What to work on =>
Could you write out the records below exactly as they appear?

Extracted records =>
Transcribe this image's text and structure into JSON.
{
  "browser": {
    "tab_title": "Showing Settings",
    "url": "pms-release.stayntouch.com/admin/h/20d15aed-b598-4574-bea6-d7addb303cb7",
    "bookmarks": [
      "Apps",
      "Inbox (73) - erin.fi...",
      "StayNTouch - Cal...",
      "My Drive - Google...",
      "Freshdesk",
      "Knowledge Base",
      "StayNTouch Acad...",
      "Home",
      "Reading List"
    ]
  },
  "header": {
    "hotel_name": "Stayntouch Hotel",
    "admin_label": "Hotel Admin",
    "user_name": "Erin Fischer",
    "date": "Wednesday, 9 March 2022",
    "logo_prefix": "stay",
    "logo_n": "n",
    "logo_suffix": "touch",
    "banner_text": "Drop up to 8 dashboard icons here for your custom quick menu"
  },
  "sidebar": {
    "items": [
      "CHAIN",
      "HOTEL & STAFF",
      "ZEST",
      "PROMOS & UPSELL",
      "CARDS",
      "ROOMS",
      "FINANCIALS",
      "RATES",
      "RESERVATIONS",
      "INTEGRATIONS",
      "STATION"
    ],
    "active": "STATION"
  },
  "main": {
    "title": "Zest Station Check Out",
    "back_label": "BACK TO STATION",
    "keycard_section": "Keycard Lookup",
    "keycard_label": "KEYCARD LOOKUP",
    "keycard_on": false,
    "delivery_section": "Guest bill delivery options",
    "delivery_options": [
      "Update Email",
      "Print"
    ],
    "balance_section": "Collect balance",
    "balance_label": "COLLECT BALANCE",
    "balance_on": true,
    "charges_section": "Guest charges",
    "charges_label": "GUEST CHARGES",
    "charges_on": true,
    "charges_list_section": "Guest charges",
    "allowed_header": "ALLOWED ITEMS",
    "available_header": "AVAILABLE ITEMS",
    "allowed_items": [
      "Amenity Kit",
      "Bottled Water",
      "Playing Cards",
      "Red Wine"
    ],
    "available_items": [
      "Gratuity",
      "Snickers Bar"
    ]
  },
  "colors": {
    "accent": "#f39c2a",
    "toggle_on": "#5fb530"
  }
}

Answer to this problem =>
Transcribe this image's text and structure into JSON.
{
  "browser": {
    "tab_title": "Showing Settings",
    "url": "pms-release.stayntouch.com/admin/h/20d15aed-b598-4574-bea6-d7addb303cb7",
    "bookmarks": [
      "Apps",
      "Inbox (73) - erin.fi...",
      "StayNTouch - Cal...",
      "My Drive - Google...",
      "Freshdesk",
      "Knowledge Base",
      "StayNTouch Acad...",
      "Home",
      "Reading List"
    ]
  },
  "header": {
    "hotel_name": "Stayntouch Hotel",
    "admin_label": "Hotel Admin",
    "user_name": "Erin Fischer",
    "date": "Wednesday, 9 March 2022",
    "logo_prefix": "stay",
    "logo_n": "n",
    "logo_suffix": "touch",
    "banner_text": "Drop up to 8 dashboard icons here for your custom quick menu"
  },
  "sidebar": {
    "items": [
      "CHAIN",
      "HOTEL & STAFF",
      "ZEST",
      "PROMOS & UPSELL",
      "CARDS",
      "ROOMS",
      "FINANCIALS",
      "RATES",
      "RESERVATIONS",
      "INTEGRATIONS",
      "STATION"
    ],
    "active": "STATION"
  },
  "main": {
    "title": "Zest Station Check Out",
    "back_label": "BACK TO STATION",
    "keycard_section": "Keycard Lookup",
    "keycard_label": "KEYCARD LOOKUP",
    "keycard_on": false,
    "delivery_section": "Guest bill delivery options",
    "delivery_options": [
      "Update Email",
      "Print"
    ],
    "balance_section": "Collect balance",
    "balance_label": "COLLECT BALANCE",
    "balance_on": true,
    "charges_section": "Guest charges",
    "charges_label": "GUEST CHARGES",
    "charges_on": true,
    "charges_list_section": "Guest charges",
    "allowed_header": "ALLOWED ITEMS",
    "available_header": "AVAILABLE ITEMS",
    "allowed_items": [
      "Amenity Kit",
      "Bottled Water",
      "Playing Cards",
      "Red Wine"
    ],
    "available_items": [
      "Gratuity",
      "Snickers Bar"
    ]
  },
  "colors": {
    "accent": "#f39c2a",
    "toggle_on": "#5fb530"
  }
}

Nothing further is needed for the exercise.